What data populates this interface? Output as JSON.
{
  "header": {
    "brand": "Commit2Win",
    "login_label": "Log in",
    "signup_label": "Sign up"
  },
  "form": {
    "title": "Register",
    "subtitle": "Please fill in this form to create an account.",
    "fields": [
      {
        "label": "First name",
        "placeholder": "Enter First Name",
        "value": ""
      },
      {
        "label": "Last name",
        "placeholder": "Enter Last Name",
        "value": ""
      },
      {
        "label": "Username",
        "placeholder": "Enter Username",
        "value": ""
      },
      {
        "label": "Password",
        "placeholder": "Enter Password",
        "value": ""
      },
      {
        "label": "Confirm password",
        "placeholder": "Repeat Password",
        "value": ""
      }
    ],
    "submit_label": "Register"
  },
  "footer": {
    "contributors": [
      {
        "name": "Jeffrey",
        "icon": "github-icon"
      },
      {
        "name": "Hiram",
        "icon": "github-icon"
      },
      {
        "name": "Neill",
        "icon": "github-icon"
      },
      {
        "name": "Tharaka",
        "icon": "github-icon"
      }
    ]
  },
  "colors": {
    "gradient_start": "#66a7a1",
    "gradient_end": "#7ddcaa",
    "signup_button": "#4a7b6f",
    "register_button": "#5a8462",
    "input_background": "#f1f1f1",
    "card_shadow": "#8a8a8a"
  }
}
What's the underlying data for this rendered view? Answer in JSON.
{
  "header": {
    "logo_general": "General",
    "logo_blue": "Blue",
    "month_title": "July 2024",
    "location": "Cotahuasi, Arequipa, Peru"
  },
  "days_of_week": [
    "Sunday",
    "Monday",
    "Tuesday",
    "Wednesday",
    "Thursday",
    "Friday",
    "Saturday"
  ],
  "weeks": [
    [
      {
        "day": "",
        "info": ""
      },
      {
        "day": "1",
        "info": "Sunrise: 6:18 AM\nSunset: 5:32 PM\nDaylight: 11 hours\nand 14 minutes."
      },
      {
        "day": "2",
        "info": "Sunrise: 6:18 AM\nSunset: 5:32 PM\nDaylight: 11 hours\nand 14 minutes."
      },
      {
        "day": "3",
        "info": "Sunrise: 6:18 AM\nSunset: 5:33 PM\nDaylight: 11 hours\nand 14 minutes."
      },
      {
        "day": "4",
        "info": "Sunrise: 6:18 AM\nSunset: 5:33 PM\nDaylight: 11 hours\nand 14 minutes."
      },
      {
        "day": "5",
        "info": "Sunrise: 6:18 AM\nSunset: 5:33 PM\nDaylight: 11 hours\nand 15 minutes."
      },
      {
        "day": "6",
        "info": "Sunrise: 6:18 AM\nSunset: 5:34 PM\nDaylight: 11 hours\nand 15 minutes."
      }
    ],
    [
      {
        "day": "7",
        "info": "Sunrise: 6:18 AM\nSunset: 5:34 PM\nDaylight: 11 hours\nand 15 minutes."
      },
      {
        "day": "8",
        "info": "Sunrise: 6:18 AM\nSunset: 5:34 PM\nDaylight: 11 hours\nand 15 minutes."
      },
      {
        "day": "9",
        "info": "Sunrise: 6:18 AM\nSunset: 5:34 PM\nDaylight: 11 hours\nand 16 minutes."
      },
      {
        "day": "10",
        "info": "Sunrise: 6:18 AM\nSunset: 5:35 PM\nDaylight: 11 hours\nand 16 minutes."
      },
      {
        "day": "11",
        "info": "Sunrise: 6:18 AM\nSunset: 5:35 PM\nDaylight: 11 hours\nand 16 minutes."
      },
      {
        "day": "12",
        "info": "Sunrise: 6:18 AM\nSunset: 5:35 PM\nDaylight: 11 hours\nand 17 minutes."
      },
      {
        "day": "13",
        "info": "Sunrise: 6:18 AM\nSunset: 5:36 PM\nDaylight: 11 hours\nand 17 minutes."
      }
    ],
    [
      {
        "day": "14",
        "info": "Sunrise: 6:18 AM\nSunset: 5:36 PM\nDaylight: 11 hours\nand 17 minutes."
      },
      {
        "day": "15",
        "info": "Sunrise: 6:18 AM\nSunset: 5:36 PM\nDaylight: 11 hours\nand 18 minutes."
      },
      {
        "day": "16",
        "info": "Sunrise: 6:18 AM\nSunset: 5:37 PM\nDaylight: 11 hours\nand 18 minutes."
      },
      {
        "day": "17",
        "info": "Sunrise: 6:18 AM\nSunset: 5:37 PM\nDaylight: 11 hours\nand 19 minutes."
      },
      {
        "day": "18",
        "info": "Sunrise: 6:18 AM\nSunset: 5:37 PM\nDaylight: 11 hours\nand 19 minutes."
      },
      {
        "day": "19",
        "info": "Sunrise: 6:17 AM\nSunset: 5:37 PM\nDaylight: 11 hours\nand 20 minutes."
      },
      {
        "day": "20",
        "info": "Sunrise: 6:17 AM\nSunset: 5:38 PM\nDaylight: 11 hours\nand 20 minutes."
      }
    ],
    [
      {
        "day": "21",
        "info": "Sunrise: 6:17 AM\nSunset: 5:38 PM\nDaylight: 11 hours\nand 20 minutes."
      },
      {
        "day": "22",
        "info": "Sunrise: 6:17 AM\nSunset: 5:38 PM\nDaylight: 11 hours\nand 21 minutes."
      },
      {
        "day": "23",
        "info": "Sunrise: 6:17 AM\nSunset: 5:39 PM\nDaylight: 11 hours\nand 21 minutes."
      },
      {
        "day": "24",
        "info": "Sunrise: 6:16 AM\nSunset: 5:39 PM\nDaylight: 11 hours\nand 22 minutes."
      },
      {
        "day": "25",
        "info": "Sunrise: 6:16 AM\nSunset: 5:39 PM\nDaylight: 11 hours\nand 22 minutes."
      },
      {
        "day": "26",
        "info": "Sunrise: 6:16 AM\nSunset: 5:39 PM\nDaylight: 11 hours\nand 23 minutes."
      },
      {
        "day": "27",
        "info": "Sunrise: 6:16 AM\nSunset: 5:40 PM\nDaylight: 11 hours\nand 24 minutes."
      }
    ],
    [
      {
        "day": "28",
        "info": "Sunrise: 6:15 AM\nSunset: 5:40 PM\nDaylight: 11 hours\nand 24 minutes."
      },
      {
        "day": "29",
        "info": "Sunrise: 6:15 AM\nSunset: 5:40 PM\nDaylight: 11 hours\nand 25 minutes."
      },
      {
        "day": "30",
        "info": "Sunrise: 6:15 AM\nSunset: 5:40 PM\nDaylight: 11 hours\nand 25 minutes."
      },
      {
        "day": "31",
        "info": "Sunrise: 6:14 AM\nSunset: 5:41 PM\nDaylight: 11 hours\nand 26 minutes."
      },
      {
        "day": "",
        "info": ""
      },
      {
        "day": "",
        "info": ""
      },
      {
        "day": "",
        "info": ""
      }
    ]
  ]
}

• GIVEN TASK: Show every line in the entries where the string "First" occurs.

• THE RESPONSE:
        "label": "First name",
        "placeholder": "Enter First Name",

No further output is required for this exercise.